[Saved data entries]
--

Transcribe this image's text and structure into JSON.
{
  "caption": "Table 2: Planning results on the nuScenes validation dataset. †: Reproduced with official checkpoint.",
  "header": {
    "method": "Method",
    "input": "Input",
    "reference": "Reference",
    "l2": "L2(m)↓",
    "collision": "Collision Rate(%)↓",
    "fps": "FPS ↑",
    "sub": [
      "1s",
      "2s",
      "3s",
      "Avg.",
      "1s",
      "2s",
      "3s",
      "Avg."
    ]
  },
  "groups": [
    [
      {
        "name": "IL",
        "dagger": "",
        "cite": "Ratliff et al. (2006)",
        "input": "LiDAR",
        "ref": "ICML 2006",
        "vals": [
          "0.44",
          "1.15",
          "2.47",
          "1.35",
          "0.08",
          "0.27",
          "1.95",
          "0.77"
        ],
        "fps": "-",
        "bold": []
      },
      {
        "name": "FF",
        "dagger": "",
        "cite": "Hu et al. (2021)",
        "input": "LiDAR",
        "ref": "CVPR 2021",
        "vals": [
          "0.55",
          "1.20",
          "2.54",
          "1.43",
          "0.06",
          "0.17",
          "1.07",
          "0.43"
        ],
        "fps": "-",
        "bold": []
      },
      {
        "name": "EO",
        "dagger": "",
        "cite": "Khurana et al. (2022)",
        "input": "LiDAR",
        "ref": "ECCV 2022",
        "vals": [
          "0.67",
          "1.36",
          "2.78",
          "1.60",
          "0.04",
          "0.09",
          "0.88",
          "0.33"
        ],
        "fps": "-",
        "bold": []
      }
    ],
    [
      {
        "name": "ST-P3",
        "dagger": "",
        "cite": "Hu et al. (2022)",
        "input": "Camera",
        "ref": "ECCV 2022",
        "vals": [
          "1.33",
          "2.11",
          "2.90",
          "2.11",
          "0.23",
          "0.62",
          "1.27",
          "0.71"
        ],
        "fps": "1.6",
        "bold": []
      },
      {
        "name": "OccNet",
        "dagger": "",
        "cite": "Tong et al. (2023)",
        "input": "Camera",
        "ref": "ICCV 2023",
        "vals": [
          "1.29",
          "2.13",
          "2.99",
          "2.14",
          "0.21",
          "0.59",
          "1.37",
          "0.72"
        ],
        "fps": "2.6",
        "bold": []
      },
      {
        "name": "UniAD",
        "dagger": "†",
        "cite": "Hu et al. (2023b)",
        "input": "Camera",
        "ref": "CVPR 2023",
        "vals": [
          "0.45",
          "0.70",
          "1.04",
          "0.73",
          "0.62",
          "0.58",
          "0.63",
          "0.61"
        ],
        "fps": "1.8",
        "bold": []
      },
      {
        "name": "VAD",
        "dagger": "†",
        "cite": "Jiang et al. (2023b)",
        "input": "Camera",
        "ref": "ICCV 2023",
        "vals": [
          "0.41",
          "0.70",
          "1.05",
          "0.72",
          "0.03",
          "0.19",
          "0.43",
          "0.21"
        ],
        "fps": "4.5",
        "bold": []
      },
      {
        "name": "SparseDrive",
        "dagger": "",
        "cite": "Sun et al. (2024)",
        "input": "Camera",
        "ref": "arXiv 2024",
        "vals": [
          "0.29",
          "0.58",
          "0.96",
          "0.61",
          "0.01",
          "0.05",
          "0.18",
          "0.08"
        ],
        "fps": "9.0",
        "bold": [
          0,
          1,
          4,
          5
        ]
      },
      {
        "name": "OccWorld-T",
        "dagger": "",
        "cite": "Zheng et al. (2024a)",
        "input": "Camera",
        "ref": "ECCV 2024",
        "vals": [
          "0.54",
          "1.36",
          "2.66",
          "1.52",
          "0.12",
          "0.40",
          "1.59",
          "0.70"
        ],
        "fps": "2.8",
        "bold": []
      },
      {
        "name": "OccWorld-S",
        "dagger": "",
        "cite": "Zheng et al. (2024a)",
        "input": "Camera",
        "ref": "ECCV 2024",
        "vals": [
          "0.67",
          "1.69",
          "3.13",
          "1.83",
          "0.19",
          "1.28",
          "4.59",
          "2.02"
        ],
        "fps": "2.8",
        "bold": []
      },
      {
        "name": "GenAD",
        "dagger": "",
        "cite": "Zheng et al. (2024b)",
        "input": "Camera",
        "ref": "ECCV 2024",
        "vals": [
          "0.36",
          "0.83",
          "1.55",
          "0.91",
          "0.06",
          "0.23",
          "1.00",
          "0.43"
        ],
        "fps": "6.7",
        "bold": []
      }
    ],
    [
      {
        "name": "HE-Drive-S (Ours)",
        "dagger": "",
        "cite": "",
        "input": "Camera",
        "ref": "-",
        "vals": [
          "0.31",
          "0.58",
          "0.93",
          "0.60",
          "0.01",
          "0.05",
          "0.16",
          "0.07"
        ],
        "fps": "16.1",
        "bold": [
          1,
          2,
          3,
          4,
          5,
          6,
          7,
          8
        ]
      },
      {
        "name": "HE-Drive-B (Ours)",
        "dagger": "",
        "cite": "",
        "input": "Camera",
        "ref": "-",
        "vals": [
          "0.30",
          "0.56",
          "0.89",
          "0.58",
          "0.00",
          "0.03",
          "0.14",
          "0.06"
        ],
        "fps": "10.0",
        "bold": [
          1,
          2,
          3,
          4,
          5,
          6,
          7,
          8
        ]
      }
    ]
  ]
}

--

- TASK DETAILS
All of the entries above must be quoted exactly.

- ANSWER TO THE TASK
Transcribe this image's text and structure into JSON.
{
  "caption": "Table 2: Planning results on the nuScenes validation dataset. †: Reproduced with official checkpoint.",
  "header": {
    "method": "Method",
    "input": "Input",
    "reference": "Reference",
    "l2": "L2(m)↓",
    "collision": "Collision Rate(%)↓",
    "fps": "FPS ↑",
    "sub": [
      "1s",
      "2s",
      "3s",
      "Avg.",
      "1s",
      "2s",
      "3s",
      "Avg."
    ]
  },
  "groups": [
    [
      {
        "name": "IL",
        "dagger": "",
        "cite": "Ratliff et al. (2006)",
        "input": "LiDAR",
        "ref": "ICML 2006",
        "vals": [
          "0.44",
          "1.15",
          "2.47",
          "1.35",
          "0.08",
          "0.27",
          "1.95",
          "0.77"
        ],
        "fps": "-",
        "bold": []
      },
      {
        "name": "FF",
        "dagger": "",
        "cite": "Hu et al. (2021)",
        "input": "LiDAR",
        "ref": "CVPR 2021",
        "vals": [
          "0.55",
          "1.20",
          "2.54",
          "1.43",
          "0.06",
          "0.17",
          "1.07",
          "0.43"
        ],
        "fps": "-",
        "bold": []
      },
      {
        "name": "EO",
        "dagger": "",
        "cite": "Khurana et al. (2022)",
        "input": "LiDAR",
        "ref": "ECCV 2022",
        "vals": [
          "0.67",
          "1.36",
          "2.78",
          "1.60",
          "0.04",
          "0.09",
          "0.88",
          "0.33"
        ],
        "fps": "-",
        "bold": []
      }
    ],
    [
      {
        "name": "ST-P3",
        "dagger": "",
        "cite": "Hu et al. (2022)",
        "input": "Camera",
        "ref": "ECCV 2022",
        "vals": [
          "1.33",
          "2.11",
          "2.90",
          "2.11",
          "0.23",
          "0.62",
          "1.27",
          "0.71"
        ],
        "fps": "1.6",
        "bold": []
      },
      {
        "name": "OccNet",
        "dagger": "",
        "cite": "Tong et al. (2023)",
        "input": "Camera",
        "ref": "ICCV 2023",
        "vals": [
          "1.29",
          "2.13",
          "2.99",
          "2.14",
          "0.21",
          "0.59",
          "1.37",
          "0.72"
        ],
        "fps": "2.6",
        "bold": []
      },
      {
        "name": "UniAD",
        "dagger": "†",
        "cite": "Hu et al. (2023b)",
        "input": "Camera",
        "ref": "CVPR 2023",
        "vals": [
          "0.45",
          "0.70",
          "1.04",
          "0.73",
          "0.62",
          "0.58",
          "0.63",
          "0.61"
        ],
        "fps": "1.8",
        "bold": []
      },
      {
        "name": "VAD",
        "dagger": "†",
        "cite": "Jiang et al. (2023b)",
        "input": "Camera",
        "ref": "ICCV 2023",
        "vals": [
          "0.41",
          "0.70",
          "1.05",
          "0.72",
          "0.03",
          "0.19",
          "0.43",
          "0.21"
        ],
        "fps": "4.5",
        "bold": []
      },
      {
        "name": "SparseDrive",
        "dagger": "",
        "cite": "Sun et al. (2024)",
        "input": "Camera",
        "ref": "arXiv 2024",
        "vals": [
          "0.29",
          "0.58",
          "0.96",
          "0.61",
          "0.01",
          "0.05",
          "0.18",
          "0.08"
        ],
        "fps": "9.0",
        "bold": [
          0,
          1,
          4,
          5
        ]
      },
      {
        "name": "OccWorld-T",
        "dagger": "",
        "cite": "Zheng et al. (2024a)",
        "input": "Camera",
        "ref": "ECCV 2024",
        "vals": [
          "0.54",
          "1.36",
          "2.66",
          "1.52",
          "0.12",
          "0.40",
          "1.59",
          "0.70"
        ],
        "fps": "2.8",
        "bold": []
      },
      {
        "name": "OccWorld-S",
        "dagger": "",
        "cite": "Zheng et al. (2024a)",
        "input": "Camera",
        "ref": "ECCV 2024",
        "vals": [
          "0.67",
          "1.69",
          "3.13",
          "1.83",
          "0.19",
          "1.28",
          "4.59",
          "2.02"
        ],
        "fps": "2.8",
        "bold": []
      },
      {
        "name": "GenAD",
        "dagger": "",
        "cite": "Zheng et al. (2024b)",
        "input": "Camera",
        "ref": "ECCV 2024",
        "vals": [
          "0.36",
          "0.83",
          "1.55",
          "0.91",
          "0.06",
          "0.23",
          "1.00",
          "0.43"
        ],
        "fps": "6.7",
        "bold": []
      }
    ],
    [
      {
        "name": "HE-Drive-S (Ours)",
        "dagger": "",
        "cite": "",
        "input": "Camera",
        "ref": "-",
        "vals": [
          "0.31",
          "0.58",
          "0.93",
          "0.60",
          "0.01",
          "0.05",
          "0.16",
          "0.07"
        ],
        "fps": "16.1",
        "bold": [
          1,
          2,
          3,
          4,
          5,
          6,
          7,
          8
        ]
      },
      {
        "name": "HE-Drive-B (Ours)",
        "dagger": "",
        "cite": "",
        "input": "Camera",
        "ref": "-",
        "vals": [
          "0.30",
          "0.56",
          "0.89",
          "0.58",
          "0.00",
          "0.03",
          "0.14",
          "0.06"
        ],
        "fps": "10.0",
        "bold": [
          1,
          2,
          3,
          4,
          5,
          6,
          7,
          8
        ]
      }
    ]
  ]
}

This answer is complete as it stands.